[INSTRUCTIONS TO FOLLOW] Tally the lines in the listing below that contain "DAFTAR" and report the tally alone.

▬▬▬

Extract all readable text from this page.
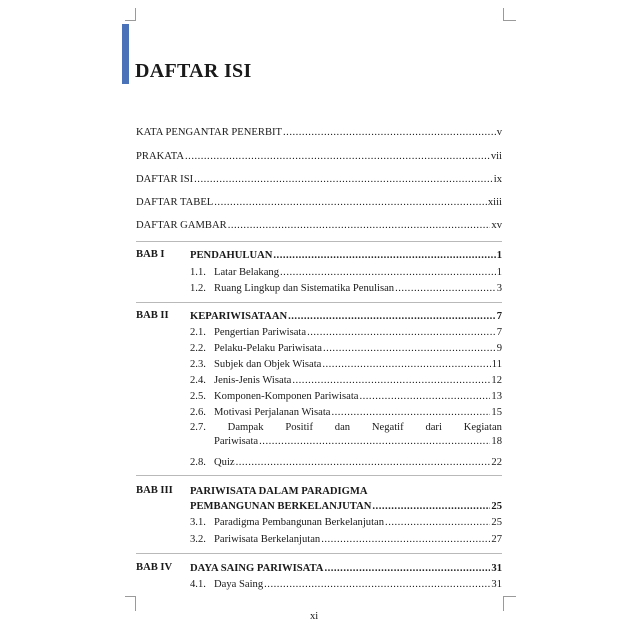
DAFTAR ISI
KATA PENGANTAR PENERBIT .....	v
PRAKATA .....	vii
DAFTAR ISI .....	ix
DAFTAR TABEL .....	xiii
DAFTAR GAMBAR .....	xv
BAB I PENDAHULUAN .....	1
1.1. Latar Belakang .....	1
1.2. Ruang Lingkup dan Sistematika Penulisan .....	3
BAB II KEPARIWISATAAN .....	7
2.1. Pengertian Pariwisata .....	7
2.2. Pelaku-Pelaku Pariwisata .....	9
2.3. Subjek dan Objek Wisata .....	11
2.4. Jenis-Jenis Wisata .....	12
2.5. Komponen-Komponen Pariwisata .....	13
2.6. Motivasi Perjalanan Wisata .....	15
2.7. Dampak Positif dan Negatif dari Kegiatan
Pariwisata .....	18
2.8. Quiz .....	22
BAB III PARIWISATA DALAM PARADIGMA
PEMBANGUNAN BERKELANJUTAN .....	25
3.1. Paradigma Pembangunan Berkelanjutan .....	25
3.2. Pariwisata Berkelanjutan .....	27
BAB IV DAYA SAING PARIWISATA .....	31
4.1. Daya Saing .....	31
xi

▬▬▬

[EXERCISE RESPONSE] 4